Requirements
Could you write out every record below exactly, leaving out any pictures?

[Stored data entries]
——————————
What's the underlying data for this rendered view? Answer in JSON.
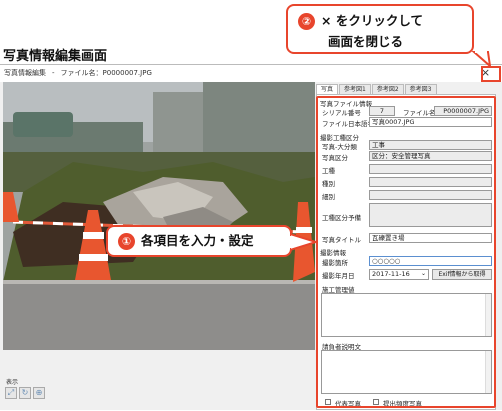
{
  "page_heading": "写真情報編集画面",
  "window": {
    "title": "写真情報編集",
    "file_label": "ファイル名：P0000007.JPG",
    "close_glyph": "×"
  },
  "tabs": [
    "写真",
    "参考図1",
    "参考図2",
    "参考図3"
  ],
  "form": {
    "section_file": "写真ファイル情報",
    "serial_label": "シリアル番号",
    "serial_value": "7",
    "filename_label": "ファイル名",
    "filename_value": "P0000007.JPG",
    "japanese_name_label": "ファイル日本語名",
    "japanese_name_value": "写真0007.JPG",
    "section_work": "撮影工種区分",
    "major_label": "写真-大分類",
    "major_value": "工事",
    "category_label": "写真区分",
    "category_value": "区分：安全管理写真",
    "kouhei_label": "工種",
    "shubetsu_label": "種別",
    "saibetsu_label": "細別",
    "sub_label": "工種区分予備",
    "title_label": "写真タイトル",
    "title_value": "瓦礫置き場",
    "section_shoot": "撮影情報",
    "location_label": "撮影箇所",
    "location_value": "○○○○○",
    "date_label": "撮影年月日",
    "date_value": "2017-11-16",
    "exif_button": "Exif情報から取得",
    "construction_label": "施工管理値",
    "explanation_label": "請負者説明文",
    "representative_label": "代表写真",
    "priority_label": "提出頻度写真"
  },
  "display": {
    "label": "表示"
  },
  "annotations": {
    "callout1_num": "①",
    "callout1_text": "各項目を入力・設定",
    "callout2_num": "②",
    "callout2_line1": "× をクリックして",
    "callout2_line2": "画面を閉じる"
  },
  "colors": {
    "accent": "#e8452c"
  }
}
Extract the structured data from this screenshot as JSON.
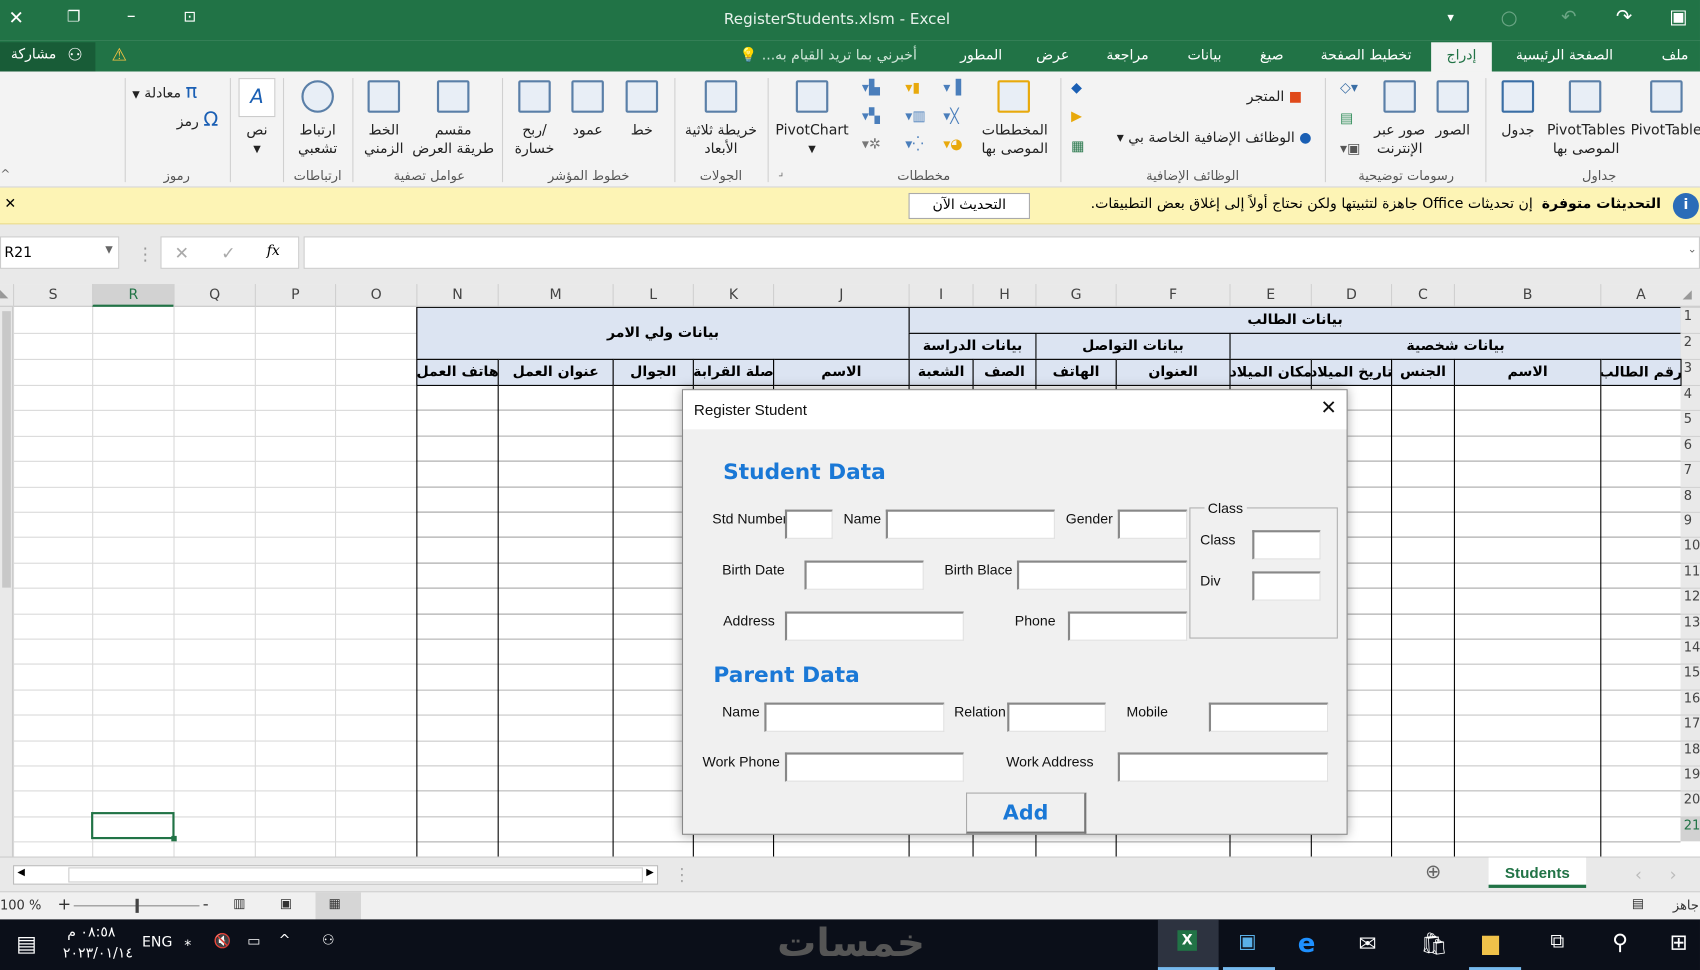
{
  "window": {
    "title": "RegisterStudents.xlsm - Excel"
  },
  "tabs": [
    {
      "label": "ملف"
    },
    {
      "label": "الصفحة الرئيسية"
    },
    {
      "label": "إدراج",
      "selected": true
    },
    {
      "label": "تخطيط الصفحة"
    },
    {
      "label": "صيغ"
    },
    {
      "label": "بيانات"
    },
    {
      "label": "مراجعة"
    },
    {
      "label": "عرض"
    },
    {
      "label": "المطور"
    }
  ],
  "tell_me": "أخبرني بما تريد القيام به...",
  "share": "مشاركة",
  "ribbon": {
    "groups": [
      "جداول",
      "رسومات توضيحية",
      "الوظائف الإضافية",
      "مخططات",
      "الجولات",
      "خطوط المؤشر",
      "عوامل تصفية",
      "ارتباطات",
      "رموز"
    ],
    "buttons": {
      "pivottable": "PivotTable",
      "rec_pivot1": "PivotTables",
      "rec_pivot2": "الموصى بها",
      "table": "جدول",
      "pictures": "الصور",
      "online1": "صور عبر",
      "online2": "الإنترنت",
      "store": "المتجر",
      "myaddins": "الوظائف الإضافية الخاصة بي",
      "rec_charts1": "المخططات",
      "rec_charts2": "الموصى بها",
      "pivotchart": "PivotChart",
      "map1": "خريطة ثلاثية",
      "map2": "الأبعاد",
      "line": "خط",
      "column": "عمود",
      "winloss1": "ربح/",
      "winloss2": "خسارة",
      "slicer1": "مقسم",
      "slicer2": "طريقة العرض",
      "timeline1": "الخط",
      "timeline2": "الزمني",
      "link1": "ارتباط",
      "link2": "تشعبي",
      "text": "نص",
      "equation": "معادلة",
      "symbol": "رمز"
    }
  },
  "banner": {
    "title": "التحديثات متوفرة",
    "message": "إن تحديثات Office جاهزة لتثبيتها ولكن نحتاج أولاً إلى إغلاق بعض التطبيقات.",
    "button": "التحديث الآن"
  },
  "formula_bar": {
    "name_box": "R21",
    "fx": "fx",
    "value": ""
  },
  "columns": [
    "S",
    "R",
    "Q",
    "P",
    "O",
    "N",
    "M",
    "L",
    "K",
    "J",
    "I",
    "H",
    "G",
    "F",
    "E",
    "D",
    "C",
    "B",
    "A"
  ],
  "rows": [
    "1",
    "2",
    "3",
    "4",
    "5",
    "6",
    "7",
    "8",
    "9",
    "10",
    "11",
    "12",
    "13",
    "14",
    "15",
    "16",
    "17",
    "18",
    "19",
    "20",
    "21"
  ],
  "sheet": {
    "student_header": "بيانات الطالب",
    "parent_header": "بيانات ولي الامر",
    "personal": "بيانات شخصية",
    "contact": "بيانات التواصل",
    "study": "بيانات الدراسة",
    "fields": {
      "A": "رقم الطالب",
      "B": "الاسم",
      "C": "الجنس",
      "D": "تاريخ الميلاد",
      "E": "مكان الميلاد",
      "F": "العنوان",
      "G": "الهاتف",
      "H": "الصف",
      "I": "الشعبة",
      "J": "الاسم",
      "K": "صلة القرابة",
      "L": "الجوال",
      "M": "عنوان العمل",
      "N": "هاتف العمل"
    },
    "selected_cell": "R21"
  },
  "sheet_tab": "Students",
  "status": {
    "ready": "جاهز",
    "zoom": "100 %",
    "zoom_level": 100
  },
  "taskbar": {
    "time": "٠٨:٥٨ م",
    "date": "٢٠٢٣/٠١/١٤",
    "lang": "ENG",
    "watermark": "خمسات"
  },
  "dialog": {
    "title": "Register Student",
    "student_heading": "Student Data",
    "parent_heading": "Parent Data",
    "labels": {
      "std_number": "Std Number",
      "name": "Name",
      "gender": "Gender",
      "birth_date": "Birth Date",
      "birth_place": "Birth Blace",
      "address": "Address",
      "phone": "Phone",
      "class_frame": "Class",
      "class": "Class",
      "div": "Div",
      "p_name": "Name",
      "relation": "Relation",
      "mobile": "Mobile",
      "work_phone": "Work Phone",
      "work_address": "Work Address"
    },
    "add": "Add"
  },
  "colors": {
    "excel_green": "#217346",
    "heading_blue": "#1a78d6",
    "header_fill": "#dce4f2",
    "banner": "#fdf4b5"
  }
}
——————————
Solution
What's the underlying data for this rendered view? Answer in JSON.
{
  "page_heading": "写真情報編集画面",
  "window": {
    "title": "写真情報編集",
    "file_label": "ファイル名：P0000007.JPG",
    "close_glyph": "×"
  },
  "tabs": [
    "写真",
    "参考図1",
    "参考図2",
    "参考図3"
  ],
  "form": {
    "section_file": "写真ファイル情報",
    "serial_label": "シリアル番号",
    "serial_value": "7",
    "filename_label": "ファイル名",
    "filename_value": "P0000007.JPG",
    "japanese_name_label": "ファイル日本語名",
    "japanese_name_value": "写真0007.JPG",
    "section_work": "撮影工種区分",
    "major_label": "写真-大分類",
    "major_value": "工事",
    "category_label": "写真区分",
    "category_value": "区分：安全管理写真",
    "kouhei_label": "工種",
    "shubetsu_label": "種別",
    "saibetsu_label": "細別",
    "sub_label": "工種区分予備",
    "title_label": "写真タイトル",
    "title_value": "瓦礫置き場",
    "section_shoot": "撮影情報",
    "location_label": "撮影箇所",
    "location_value": "○○○○○",
    "date_label": "撮影年月日",
    "date_value": "2017-11-16",
    "exif_button": "Exif情報から取得",
    "construction_label": "施工管理値",
    "explanation_label": "請負者説明文",
    "representative_label": "代表写真",
    "priority_label": "提出頻度写真"
  },
  "display": {
    "label": "表示"
  },
  "annotations": {
    "callout1_num": "①",
    "callout1_text": "各項目を入力・設定",
    "callout2_num": "②",
    "callout2_line1": "× をクリックして",
    "callout2_line2": "画面を閉じる"
  },
  "colors": {
    "accent": "#e8452c"
  }
}
Extract the structured data from this screenshot as JSON.
{
  "window": {
    "title": "RegisterStudents.xlsm - Excel"
  },
  "tabs": [
    {
      "label": "ملف"
    },
    {
      "label": "الصفحة الرئيسية"
    },
    {
      "label": "إدراج",
      "selected": true
    },
    {
      "label": "تخطيط الصفحة"
    },
    {
      "label": "صيغ"
    },
    {
      "label": "بيانات"
    },
    {
      "label": "مراجعة"
    },
    {
      "label": "عرض"
    },
    {
      "label": "المطور"
    }
  ],
  "tell_me": "أخبرني بما تريد القيام به...",
  "share": "مشاركة",
  "ribbon": {
    "groups": [
      "جداول",
      "رسومات توضيحية",
      "الوظائف الإضافية",
      "مخططات",
      "الجولات",
      "خطوط المؤشر",
      "عوامل تصفية",
      "ارتباطات",
      "رموز"
    ],
    "buttons": {
      "pivottable": "PivotTable",
      "rec_pivot1": "PivotTables",
      "rec_pivot2": "الموصى بها",
      "table": "جدول",
      "pictures": "الصور",
      "online1": "صور عبر",
      "online2": "الإنترنت",
      "store": "المتجر",
      "myaddins": "الوظائف الإضافية الخاصة بي",
      "rec_charts1": "المخططات",
      "rec_charts2": "الموصى بها",
      "pivotchart": "PivotChart",
      "map1": "خريطة ثلاثية",
      "map2": "الأبعاد",
      "line": "خط",
      "column": "عمود",
      "winloss1": "ربح/",
      "winloss2": "خسارة",
      "slicer1": "مقسم",
      "slicer2": "طريقة العرض",
      "timeline1": "الخط",
      "timeline2": "الزمني",
      "link1": "ارتباط",
      "link2": "تشعبي",
      "text": "نص",
      "equation": "معادلة",
      "symbol": "رمز"
    }
  },
  "banner": {
    "title": "التحديثات متوفرة",
    "message": "إن تحديثات Office جاهزة لتثبيتها ولكن نحتاج أولاً إلى إغلاق بعض التطبيقات.",
    "button": "التحديث الآن"
  },
  "formula_bar": {
    "name_box": "R21",
    "fx": "fx",
    "value": ""
  },
  "columns": [
    "S",
    "R",
    "Q",
    "P",
    "O",
    "N",
    "M",
    "L",
    "K",
    "J",
    "I",
    "H",
    "G",
    "F",
    "E",
    "D",
    "C",
    "B",
    "A"
  ],
  "rows": [
    "1",
    "2",
    "3",
    "4",
    "5",
    "6",
    "7",
    "8",
    "9",
    "10",
    "11",
    "12",
    "13",
    "14",
    "15",
    "16",
    "17",
    "18",
    "19",
    "20",
    "21"
  ],
  "sheet": {
    "student_header": "بيانات الطالب",
    "parent_header": "بيانات ولي الامر",
    "personal": "بيانات شخصية",
    "contact": "بيانات التواصل",
    "study": "بيانات الدراسة",
    "fields": {
      "A": "رقم الطالب",
      "B": "الاسم",
      "C": "الجنس",
      "D": "تاريخ الميلاد",
      "E": "مكان الميلاد",
      "F": "العنوان",
      "G": "الهاتف",
      "H": "الصف",
      "I": "الشعبة",
      "J": "الاسم",
      "K": "صلة القرابة",
      "L": "الجوال",
      "M": "عنوان العمل",
      "N": "هاتف العمل"
    },
    "selected_cell": "R21"
  },
  "sheet_tab": "Students",
  "status": {
    "ready": "جاهز",
    "zoom": "100 %",
    "zoom_level": 100
  },
  "taskbar": {
    "time": "٠٨:٥٨ م",
    "date": "٢٠٢٣/٠١/١٤",
    "lang": "ENG",
    "watermark": "خمسات"
  },
  "dialog": {
    "title": "Register Student",
    "student_heading": "Student Data",
    "parent_heading": "Parent Data",
    "labels": {
      "std_number": "Std Number",
      "name": "Name",
      "gender": "Gender",
      "birth_date": "Birth Date",
      "birth_place": "Birth Blace",
      "address": "Address",
      "phone": "Phone",
      "class_frame": "Class",
      "class": "Class",
      "div": "Div",
      "p_name": "Name",
      "relation": "Relation",
      "mobile": "Mobile",
      "work_phone": "Work Phone",
      "work_address": "Work Address"
    },
    "add": "Add"
  },
  "colors": {
    "excel_green": "#217346",
    "heading_blue": "#1a78d6",
    "header_fill": "#dce4f2",
    "banner": "#fdf4b5"
  }
}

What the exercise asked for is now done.